## AIM
Write out the entire listing below exactly, with the pictures left out.

## TASK INPUTS
======

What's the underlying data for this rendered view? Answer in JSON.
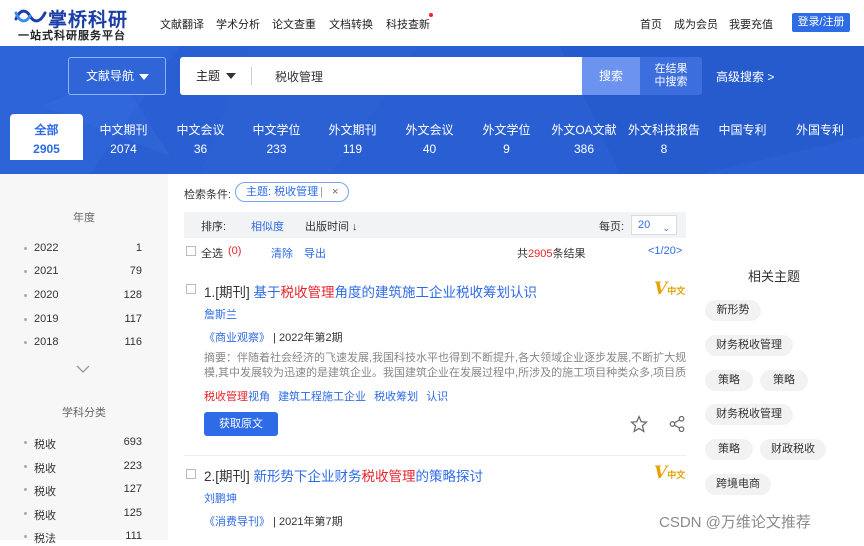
{
  "brand": {
    "name": "掌桥科研",
    "slogan": "一站式科研服务平台"
  },
  "topnav": {
    "items": [
      "文献翻译",
      "学术分析",
      "论文查重",
      "文档转换",
      "科技查新"
    ],
    "right_links": [
      "首页",
      "成为会员",
      "我要充值"
    ],
    "login": "登录/注册"
  },
  "search": {
    "nav_button": "文献导航",
    "scope": "主题",
    "query": "税收管理",
    "search_button": "搜索",
    "search_within": [
      "在结果",
      "中搜索"
    ],
    "advanced": "高级搜索 >"
  },
  "tabs": [
    {
      "label": "全部",
      "count": "2905"
    },
    {
      "label": "中文期刊",
      "count": "2074"
    },
    {
      "label": "中文会议",
      "count": "36"
    },
    {
      "label": "中文学位",
      "count": "233"
    },
    {
      "label": "外文期刊",
      "count": "119"
    },
    {
      "label": "外文会议",
      "count": "40"
    },
    {
      "label": "外文学位",
      "count": "9"
    },
    {
      "label": "外文OA文献",
      "count": "386"
    },
    {
      "label": "外文科技报告",
      "count": "8"
    },
    {
      "label": "中国专利",
      "count": ""
    },
    {
      "label": "外国专利",
      "count": ""
    }
  ],
  "sidebar": {
    "year_title": "年度",
    "years": [
      {
        "label": "2022",
        "count": "1"
      },
      {
        "label": "2021",
        "count": "79"
      },
      {
        "label": "2020",
        "count": "128"
      },
      {
        "label": "2019",
        "count": "117"
      },
      {
        "label": "2018",
        "count": "116"
      }
    ],
    "subject_title": "学科分类",
    "subjects": [
      {
        "label": "税收",
        "count": "693"
      },
      {
        "label": "税收",
        "count": "223"
      },
      {
        "label": "税收",
        "count": "127"
      },
      {
        "label": "税收",
        "count": "125"
      },
      {
        "label": "税法",
        "count": "111"
      }
    ]
  },
  "criteria": {
    "label": "检索条件:",
    "tag": "主题: 税收管理",
    "tag_sep": "|",
    "close": "×"
  },
  "sortbar": {
    "sort_label": "排序:",
    "relevance": "相似度",
    "time": "出版时间 ↓",
    "per_page_label": "每页:",
    "per_page": "20",
    "per_page_caret": "⌄"
  },
  "selectbar": {
    "select_all": "全选",
    "selected": "(0)",
    "clear": "清除",
    "export": "导出",
    "total_prefix": "共",
    "total": "2905",
    "total_suffix": "条结果",
    "page": "<1/20>"
  },
  "results": [
    {
      "index": "1.[期刊]",
      "title_pre": "基于",
      "title_hl": "税收管理",
      "title_post": "角度的建筑施工企业税收筹划认识",
      "author": "詹斯兰",
      "journal": "《商业观察》",
      "issue": "| 2022年第2期",
      "abstract": "摘要：伴随着社会经济的飞速发展,我国科技水平也得到不断提升,各大领域企业逐步发展,不断扩大规模,其中发展较为迅速的是建筑企业。我国建筑企业在发展过程中,所涉及的施工项目种类众多,项目质量对于...",
      "keywords": [
        {
          "hl": "税收管理",
          "rest": "视角"
        },
        {
          "hl": "",
          "rest": "建筑工程施工企业"
        },
        {
          "hl": "",
          "rest": "税收筹划"
        },
        {
          "hl": "",
          "rest": "认识"
        }
      ],
      "button": "获取原文",
      "badge": "中文"
    },
    {
      "index": "2.[期刊]",
      "title_pre": "新形势下企业财务",
      "title_hl": "税收管理",
      "title_post": "的策略探讨",
      "author": "刘鹏坤",
      "journal": "《消费导刊》",
      "issue": "| 2021年第7期",
      "badge": "中文"
    }
  ],
  "related": {
    "title": "相关主题",
    "tags": [
      "新形势",
      "财务税收管理",
      "策略",
      "策略",
      "财务税收管理",
      "策略",
      "财政税收",
      "跨境电商"
    ]
  },
  "watermark": "CSDN @万维论文推荐",
  "colors": {
    "brand_blue": "#2e6be6",
    "hero_blue": "#2a5fd3",
    "highlight_red": "#e5242b"
  }
}
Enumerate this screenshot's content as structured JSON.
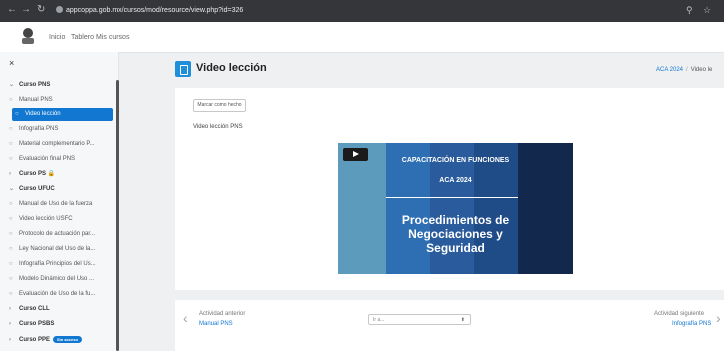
{
  "browser": {
    "url": "appcoppa.gob.mx/cursos/mod/resource/view.php?id=326",
    "back_icon": "arrow-left",
    "forward_icon": "arrow-right",
    "reload_icon": "reload",
    "site_info_icon": "site-info"
  },
  "topnav": {
    "items": [
      "Inicio",
      "Tablero",
      "Mis cursos"
    ]
  },
  "sidebar": {
    "close_icon": "×",
    "items": [
      {
        "icon": "⌄",
        "label": "Curso PNS"
      },
      {
        "icon": "○",
        "label": "Manual PNS"
      },
      {
        "icon": "○",
        "label": "Video lección"
      },
      {
        "icon": "○",
        "label": "Infografía PNS"
      },
      {
        "icon": "○",
        "label": "Material complementario P..."
      },
      {
        "icon": "○",
        "label": "Evaluación final PNS"
      },
      {
        "icon": "›",
        "label": "Curso PS 🔒"
      },
      {
        "icon": "⌄",
        "label": "Curso UFUC"
      },
      {
        "icon": "○",
        "label": "Manual de Uso de la fuerza"
      },
      {
        "icon": "○",
        "label": "Video lección USFC"
      },
      {
        "icon": "○",
        "label": "Protocolo de actuación par..."
      },
      {
        "icon": "○",
        "label": "Ley Nacional del Uso de la..."
      },
      {
        "icon": "○",
        "label": "Infografía Principios del Us..."
      },
      {
        "icon": "○",
        "label": "Modelo Dinámico del Uso ..."
      },
      {
        "icon": "○",
        "label": "Evaluación de Uso de la fu..."
      },
      {
        "icon": "›",
        "label": "Curso CLL"
      },
      {
        "icon": "›",
        "label": "Curso PSBS"
      },
      {
        "icon": "›",
        "label": "Curso PPE"
      }
    ],
    "badge": "Sin acceso"
  },
  "page": {
    "title": "Video lección",
    "breadcrumb": [
      "ACA 2024",
      "Video le"
    ]
  },
  "main": {
    "mark_done": "Marcar como hecho",
    "content_label": "Video lección PNS"
  },
  "video": {
    "line1": "CAPACITACIÓN EN FUNCIONES",
    "line2": "ACA 2024",
    "line3": "Procedimientos de",
    "line4": "Negociaciones y",
    "line5": "Seguridad"
  },
  "bottom": {
    "prev_label": "Actividad anterior",
    "prev_link": "Manual PNS",
    "jump_value": "Ir a...",
    "next_label": "Actividad siguiente",
    "next_link": "Infografía PNS"
  },
  "colors": {
    "accent": "#1177d1",
    "active_item": "#1177d1"
  }
}
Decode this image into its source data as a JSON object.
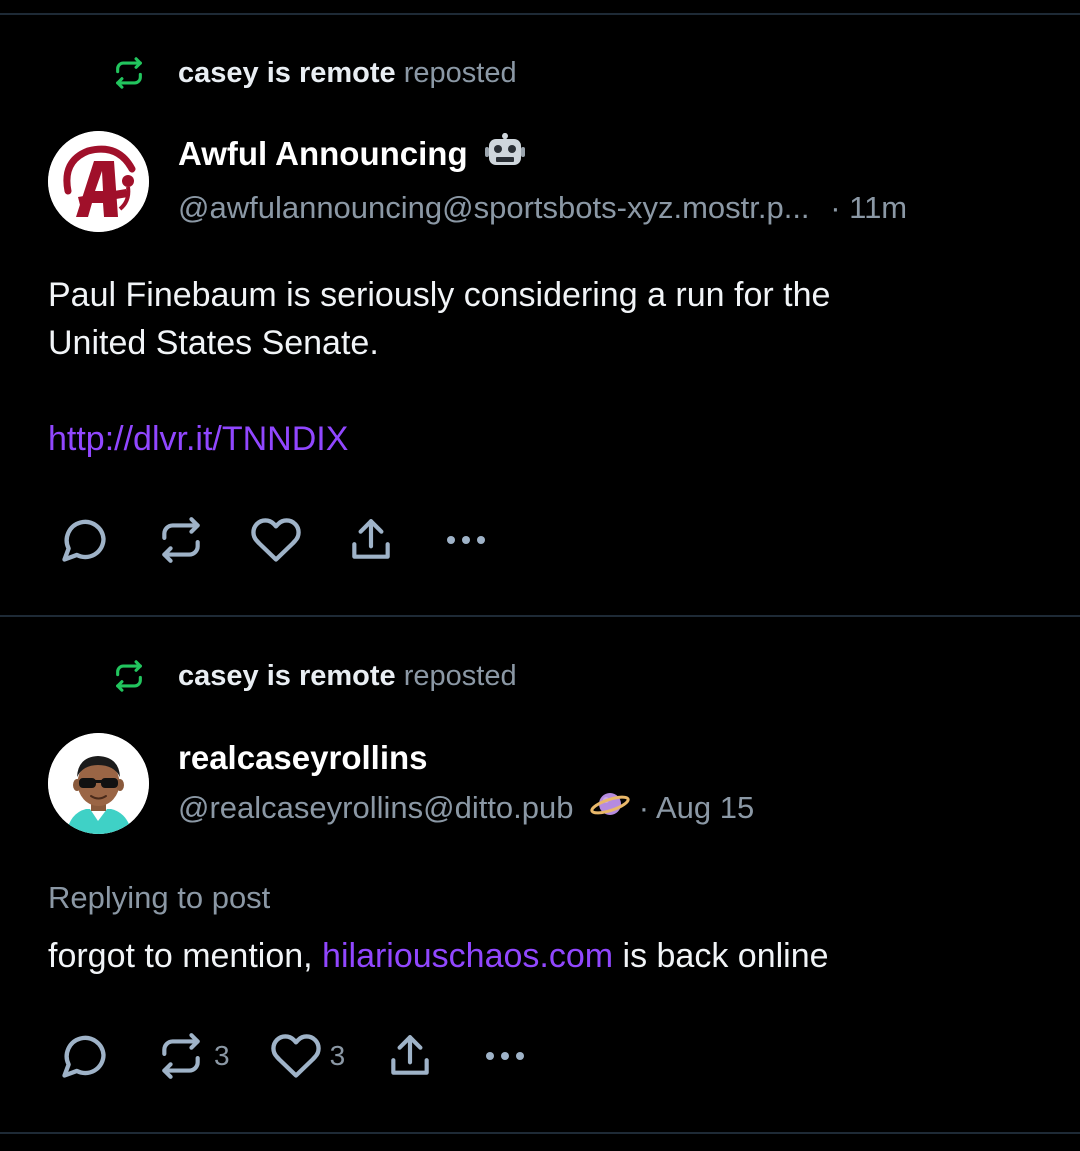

======

## REPLY TO THE EXERCISE
What's the underlying data for this rendered view? Answer in JSON.
{
  "brand": {
    "name": "掌桥科研",
    "slogan": "一站式科研服务平台"
  },
  "topnav": {
    "items": [
      "文献翻译",
      "学术分析",
      "论文查重",
      "文档转换",
      "科技查新"
    ],
    "right_links": [
      "首页",
      "成为会员",
      "我要充值"
    ],
    "login": "登录/注册"
  },
  "search": {
    "nav_button": "文献导航",
    "scope": "主题",
    "query": "税收管理",
    "search_button": "搜索",
    "search_within": [
      "在结果",
      "中搜索"
    ],
    "advanced": "高级搜索 >"
  },
  "tabs": [
    {
      "label": "全部",
      "count": "2905"
    },
    {
      "label": "中文期刊",
      "count": "2074"
    },
    {
      "label": "中文会议",
      "count": "36"
    },
    {
      "label": "中文学位",
      "count": "233"
    },
    {
      "label": "外文期刊",
      "count": "119"
    },
    {
      "label": "外文会议",
      "count": "40"
    },
    {
      "label": "外文学位",
      "count": "9"
    },
    {
      "label": "外文OA文献",
      "count": "386"
    },
    {
      "label": "外文科技报告",
      "count": "8"
    },
    {
      "label": "中国专利",
      "count": ""
    },
    {
      "label": "外国专利",
      "count": ""
    }
  ],
  "sidebar": {
    "year_title": "年度",
    "years": [
      {
        "label": "2022",
        "count": "1"
      },
      {
        "label": "2021",
        "count": "79"
      },
      {
        "label": "2020",
        "count": "128"
      },
      {
        "label": "2019",
        "count": "117"
      },
      {
        "label": "2018",
        "count": "116"
      }
    ],
    "subject_title": "学科分类",
    "subjects": [
      {
        "label": "税收",
        "count": "693"
      },
      {
        "label": "税收",
        "count": "223"
      },
      {
        "label": "税收",
        "count": "127"
      },
      {
        "label": "税收",
        "count": "125"
      },
      {
        "label": "税法",
        "count": "111"
      }
    ]
  },
  "criteria": {
    "label": "检索条件:",
    "tag": "主题: 税收管理",
    "tag_sep": "|",
    "close": "×"
  },
  "sortbar": {
    "sort_label": "排序:",
    "relevance": "相似度",
    "time": "出版时间 ↓",
    "per_page_label": "每页:",
    "per_page": "20",
    "per_page_caret": "⌄"
  },
  "selectbar": {
    "select_all": "全选",
    "selected": "(0)",
    "clear": "清除",
    "export": "导出",
    "total_prefix": "共",
    "total": "2905",
    "total_suffix": "条结果",
    "page": "<1/20>"
  },
  "results": [
    {
      "index": "1.[期刊]",
      "title_pre": "基于",
      "title_hl": "税收管理",
      "title_post": "角度的建筑施工企业税收筹划认识",
      "author": "詹斯兰",
      "journal": "《商业观察》",
      "issue": "| 2022年第2期",
      "abstract": "摘要：伴随着社会经济的飞速发展,我国科技水平也得到不断提升,各大领域企业逐步发展,不断扩大规模,其中发展较为迅速的是建筑企业。我国建筑企业在发展过程中,所涉及的施工项目种类众多,项目质量对于...",
      "keywords": [
        {
          "hl": "税收管理",
          "rest": "视角"
        },
        {
          "hl": "",
          "rest": "建筑工程施工企业"
        },
        {
          "hl": "",
          "rest": "税收筹划"
        },
        {
          "hl": "",
          "rest": "认识"
        }
      ],
      "button": "获取原文",
      "badge": "中文"
    },
    {
      "index": "2.[期刊]",
      "title_pre": "新形势下企业财务",
      "title_hl": "税收管理",
      "title_post": "的策略探讨",
      "author": "刘鹏坤",
      "journal": "《消费导刊》",
      "issue": "| 2021年第7期",
      "badge": "中文"
    }
  ],
  "related": {
    "title": "相关主题",
    "tags": [
      "新形势",
      "财务税收管理",
      "策略",
      "策略",
      "财务税收管理",
      "策略",
      "财政税收",
      "跨境电商"
    ]
  },
  "watermark": "CSDN @万维论文推荐",
  "colors": {
    "brand_blue": "#2e6be6",
    "hero_blue": "#2a5fd3",
    "highlight_red": "#e5242b"
  }
}
Enumerate this screenshot's content as structured JSON.
{
  "browser": {
    "url": "appcoppa.gob.mx/cursos/mod/resource/view.php?id=326",
    "back_icon": "arrow-left",
    "forward_icon": "arrow-right",
    "reload_icon": "reload",
    "site_info_icon": "site-info"
  },
  "topnav": {
    "items": [
      "Inicio",
      "Tablero",
      "Mis cursos"
    ]
  },
  "sidebar": {
    "close_icon": "×",
    "items": [
      {
        "icon": "⌄",
        "label": "Curso PNS"
      },
      {
        "icon": "○",
        "label": "Manual PNS"
      },
      {
        "icon": "○",
        "label": "Video lección"
      },
      {
        "icon": "○",
        "label": "Infografía PNS"
      },
      {
        "icon": "○",
        "label": "Material complementario P..."
      },
      {
        "icon": "○",
        "label": "Evaluación final PNS"
      },
      {
        "icon": "›",
        "label": "Curso PS 🔒"
      },
      {
        "icon": "⌄",
        "label": "Curso UFUC"
      },
      {
        "icon": "○",
        "label": "Manual de Uso de la fuerza"
      },
      {
        "icon": "○",
        "label": "Video lección USFC"
      },
      {
        "icon": "○",
        "label": "Protocolo de actuación par..."
      },
      {
        "icon": "○",
        "label": "Ley Nacional del Uso de la..."
      },
      {
        "icon": "○",
        "label": "Infografía Principios del Us..."
      },
      {
        "icon": "○",
        "label": "Modelo Dinámico del Uso ..."
      },
      {
        "icon": "○",
        "label": "Evaluación de Uso de la fu..."
      },
      {
        "icon": "›",
        "label": "Curso CLL"
      },
      {
        "icon": "›",
        "label": "Curso PSBS"
      },
      {
        "icon": "›",
        "label": "Curso PPE"
      }
    ],
    "badge": "Sin acceso"
  },
  "page": {
    "title": "Video lección",
    "breadcrumb": [
      "ACA 2024",
      "Video le"
    ]
  },
  "main": {
    "mark_done": "Marcar como hecho",
    "content_label": "Video lección PNS"
  },
  "video": {
    "line1": "CAPACITACIÓN EN FUNCIONES",
    "line2": "ACA 2024",
    "line3": "Procedimientos de",
    "line4": "Negociaciones y",
    "line5": "Seguridad"
  },
  "bottom": {
    "prev_label": "Actividad anterior",
    "prev_link": "Manual PNS",
    "jump_value": "Ir a...",
    "next_label": "Actividad siguiente",
    "next_link": "Infografía PNS"
  },
  "colors": {
    "accent": "#1177d1",
    "active_item": "#1177d1"
  }
}
Decode this image into its source data as a JSON object.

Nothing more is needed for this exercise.